*Task*. List the lines of this listing that hold the word "JSON".

───

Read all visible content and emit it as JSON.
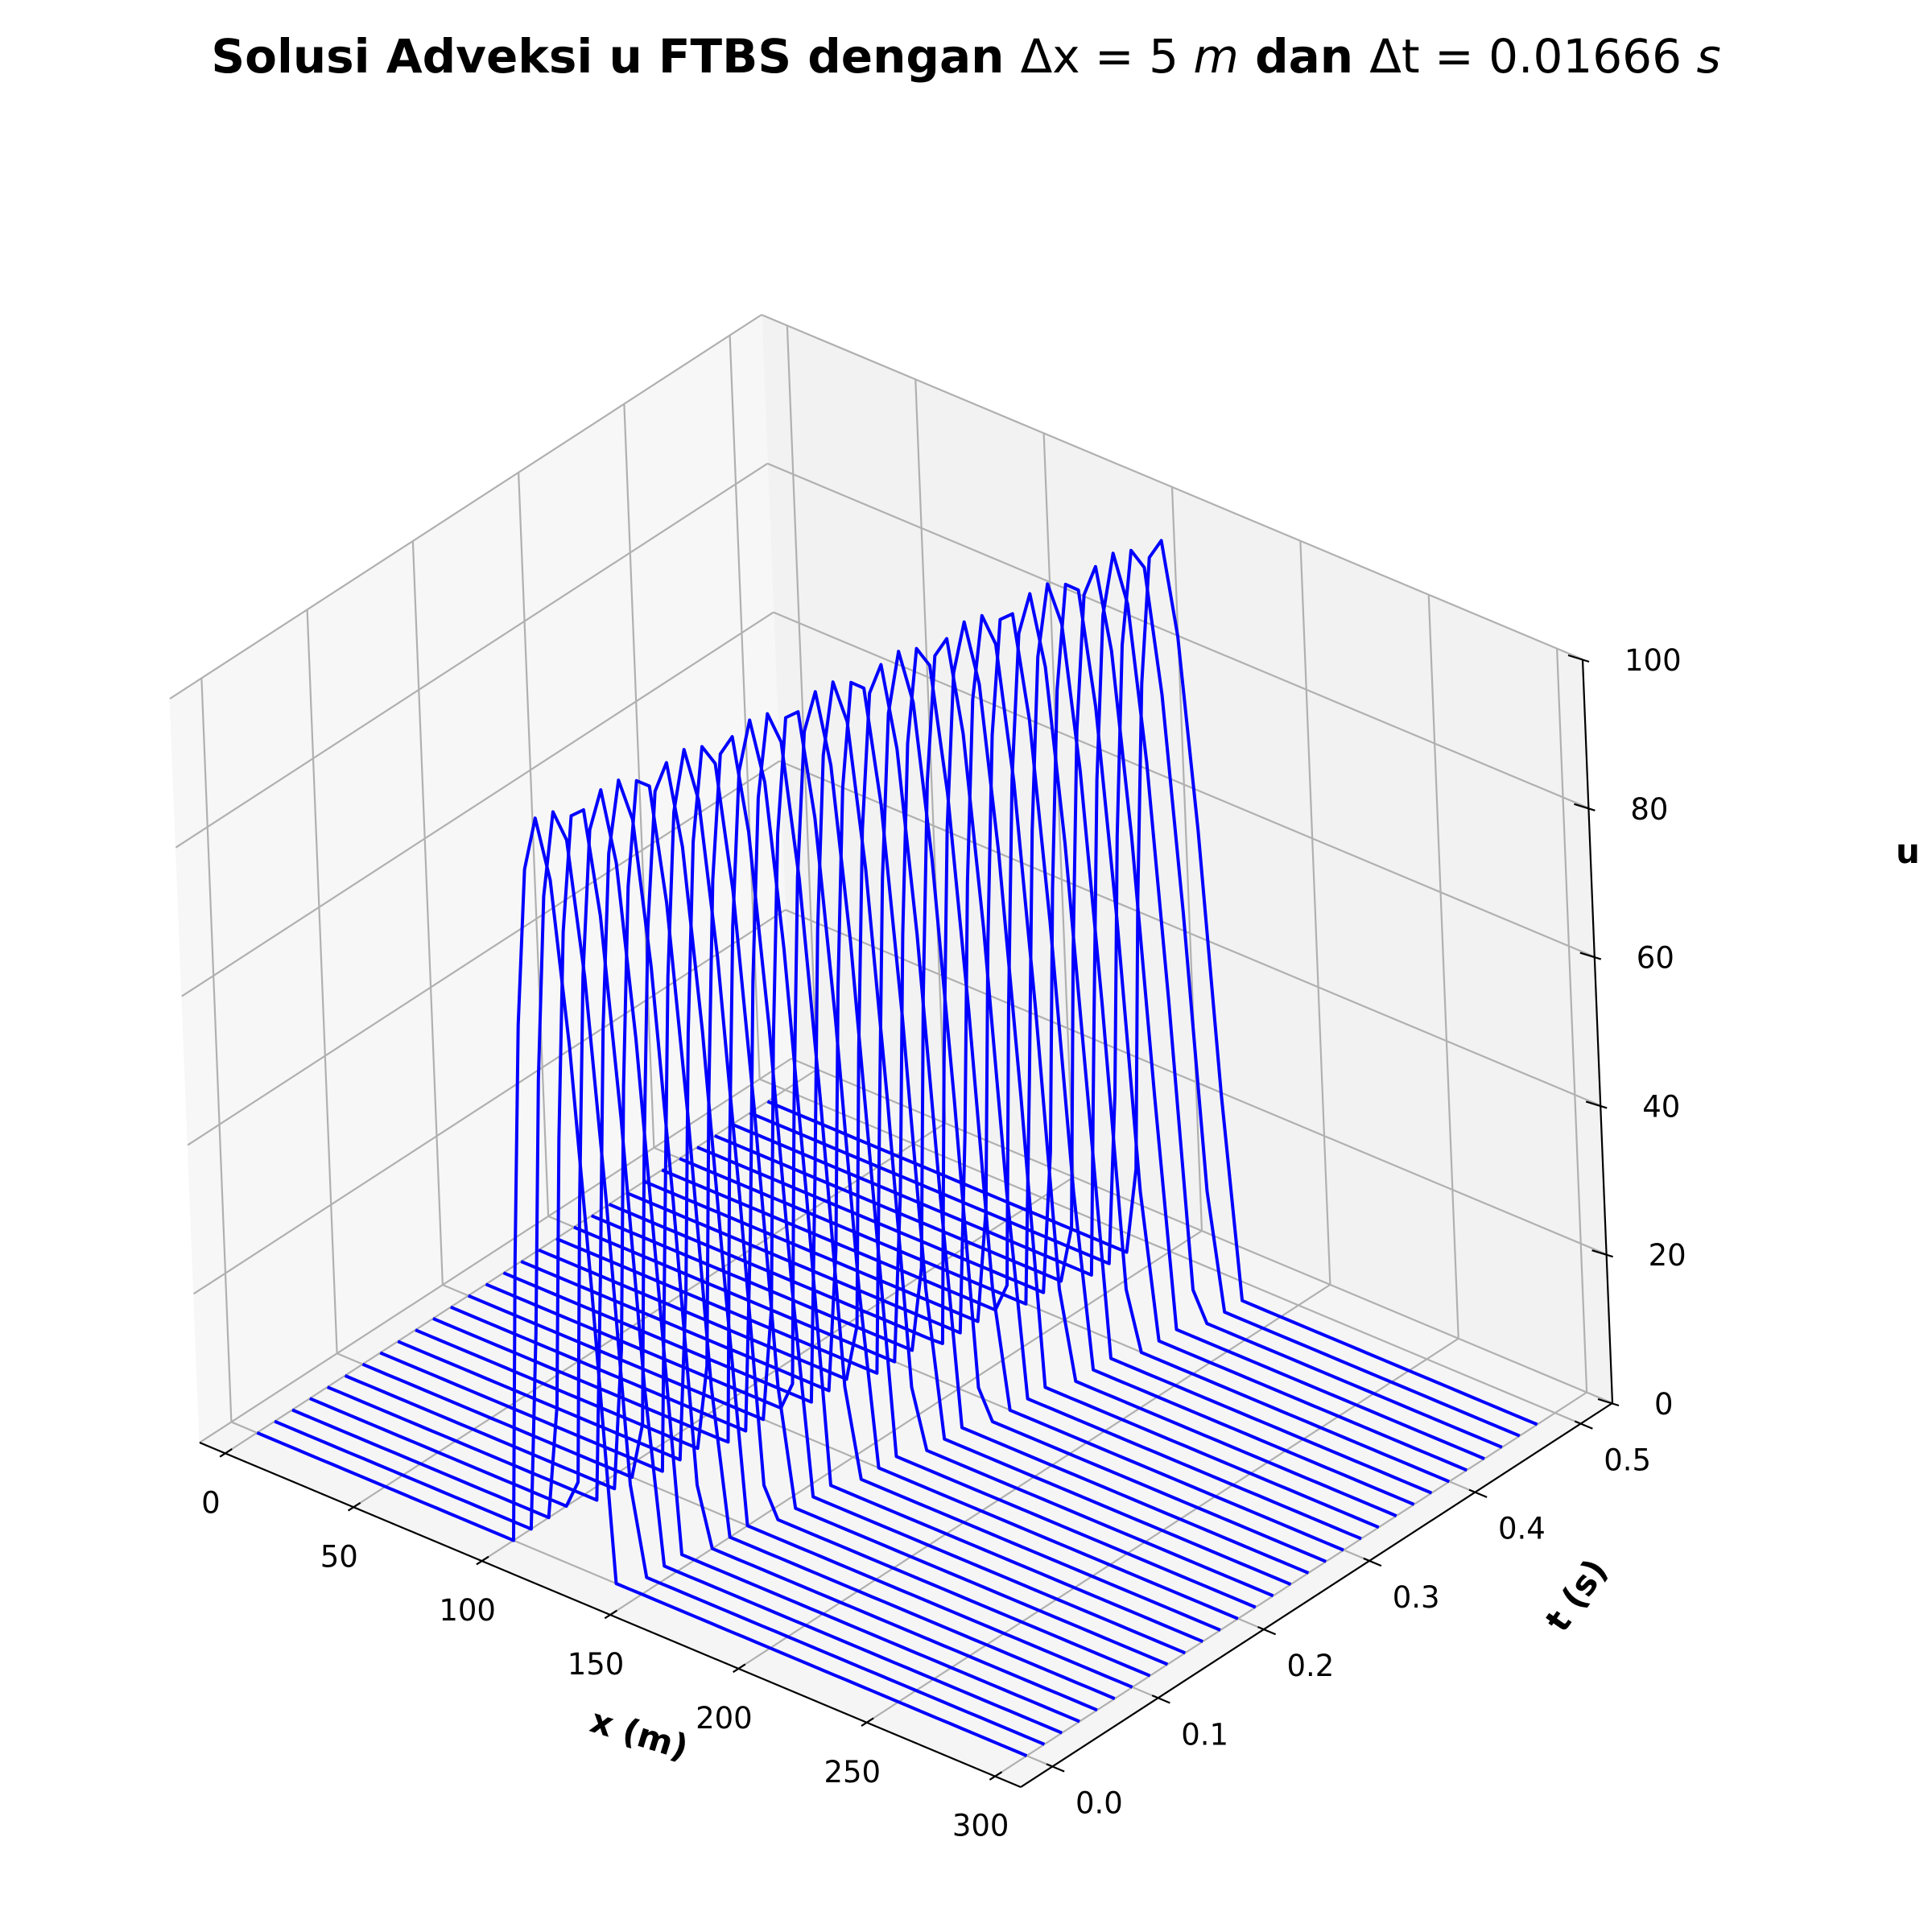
{
  "chart_data": {
    "type": "line",
    "title": {
      "bold_part1": "Solusi Adveksi u FTBS dengan ",
      "dx_label": "Δx",
      "dx_value": " = 5 ",
      "dx_unit": "m",
      "bold_part2": " dan ",
      "dt_label": "Δt",
      "dt_value": " = 0.01666 ",
      "dt_unit": "s"
    },
    "xlabel": "x (m)",
    "ylabel": "t (s)",
    "zlabel": "u",
    "xlim": [
      -10,
      310
    ],
    "ylim": [
      -0.03,
      0.53
    ],
    "zlim": [
      0,
      100
    ],
    "x_ticks": [
      "0",
      "50",
      "100",
      "150",
      "200",
      "250",
      "300"
    ],
    "y_ticks": [
      "0.0",
      "0.1",
      "0.2",
      "0.3",
      "0.4",
      "0.5"
    ],
    "z_ticks": [
      "0",
      "20",
      "40",
      "60",
      "80",
      "100"
    ],
    "grid": true,
    "line_color": "#0000ff",
    "pulse": {
      "x_start": 100,
      "x_end": 140,
      "peak": 100,
      "x_speed_per_s": 90,
      "domain": [
        0,
        300
      ],
      "dx": 5
    },
    "series_times": [
      0.0,
      0.01666,
      0.03332,
      0.04998,
      0.06664,
      0.0833,
      0.09996,
      0.11662,
      0.13328,
      0.14994,
      0.1666,
      0.18326,
      0.19992,
      0.21658,
      0.23324,
      0.2499,
      0.26656,
      0.28322,
      0.29988,
      0.31654,
      0.3332,
      0.34986,
      0.36652,
      0.38318,
      0.39984,
      0.4165,
      0.43316,
      0.44982,
      0.46648,
      0.48314
    ]
  }
}
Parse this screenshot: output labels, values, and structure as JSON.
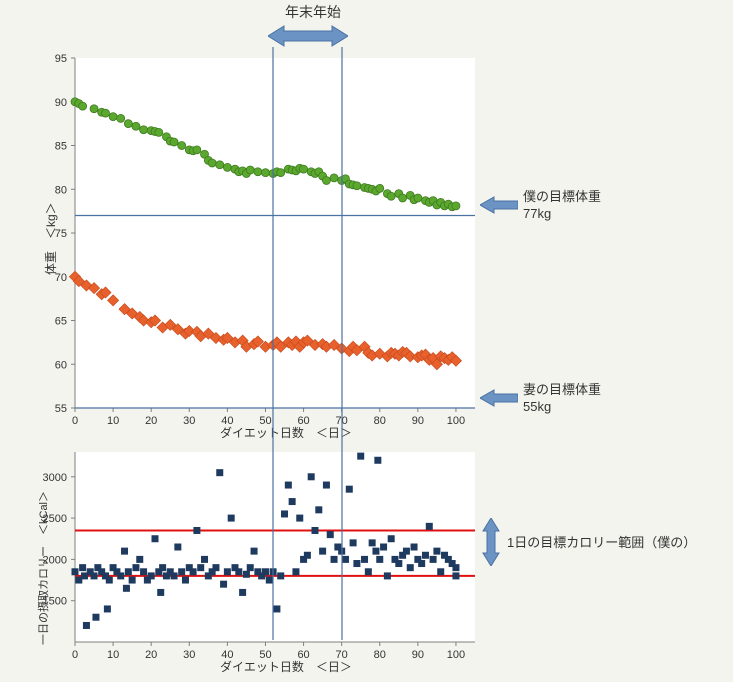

───

*Output below*.
Read all visible content and emit it as JSON.
Parse this screenshot: output labels, values, and structure as JSON.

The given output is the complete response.